> _Your task_
Write the data out again, exactly as given.

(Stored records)
|---|

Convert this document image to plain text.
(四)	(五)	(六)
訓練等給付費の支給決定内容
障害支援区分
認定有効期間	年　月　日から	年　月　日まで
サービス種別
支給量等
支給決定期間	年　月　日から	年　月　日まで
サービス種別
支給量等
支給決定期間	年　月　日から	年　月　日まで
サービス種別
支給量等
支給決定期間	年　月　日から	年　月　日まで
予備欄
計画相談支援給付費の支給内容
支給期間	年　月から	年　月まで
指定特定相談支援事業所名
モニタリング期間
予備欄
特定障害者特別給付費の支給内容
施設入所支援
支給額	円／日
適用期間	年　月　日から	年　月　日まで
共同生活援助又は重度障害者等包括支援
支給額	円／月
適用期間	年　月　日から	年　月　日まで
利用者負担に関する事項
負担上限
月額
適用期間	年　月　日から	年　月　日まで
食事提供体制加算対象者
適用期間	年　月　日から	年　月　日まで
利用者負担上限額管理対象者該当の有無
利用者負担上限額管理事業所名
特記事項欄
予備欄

|---|

> _Exercise answer_
Convert this document image to plain text.
(四)	(五)	(六)
訓練等給付費の支給決定内容
障害支援区分
認定有効期間	年　月　日から	年　月　日まで
サービス種別
支給量等
支給決定期間	年　月　日から	年　月　日まで
サービス種別
支給量等
支給決定期間	年　月　日から	年　月　日まで
サービス種別
支給量等
支給決定期間	年　月　日から	年　月　日まで
予備欄
計画相談支援給付費の支給内容
支給期間	年　月から	年　月まで
指定特定相談支援事業所名
モニタリング期間
予備欄
特定障害者特別給付費の支給内容
施設入所支援
支給額	円／日
適用期間	年　月　日から	年　月　日まで
共同生活援助又は重度障害者等包括支援
支給額	円／月
適用期間	年　月　日から	年　月　日まで
利用者負担に関する事項
負担上限
月額
適用期間	年　月　日から	年　月　日まで
食事提供体制加算対象者
適用期間	年　月　日から	年　月　日まで
利用者負担上限額管理対象者該当の有無
利用者負担上限額管理事業所名
特記事項欄
予備欄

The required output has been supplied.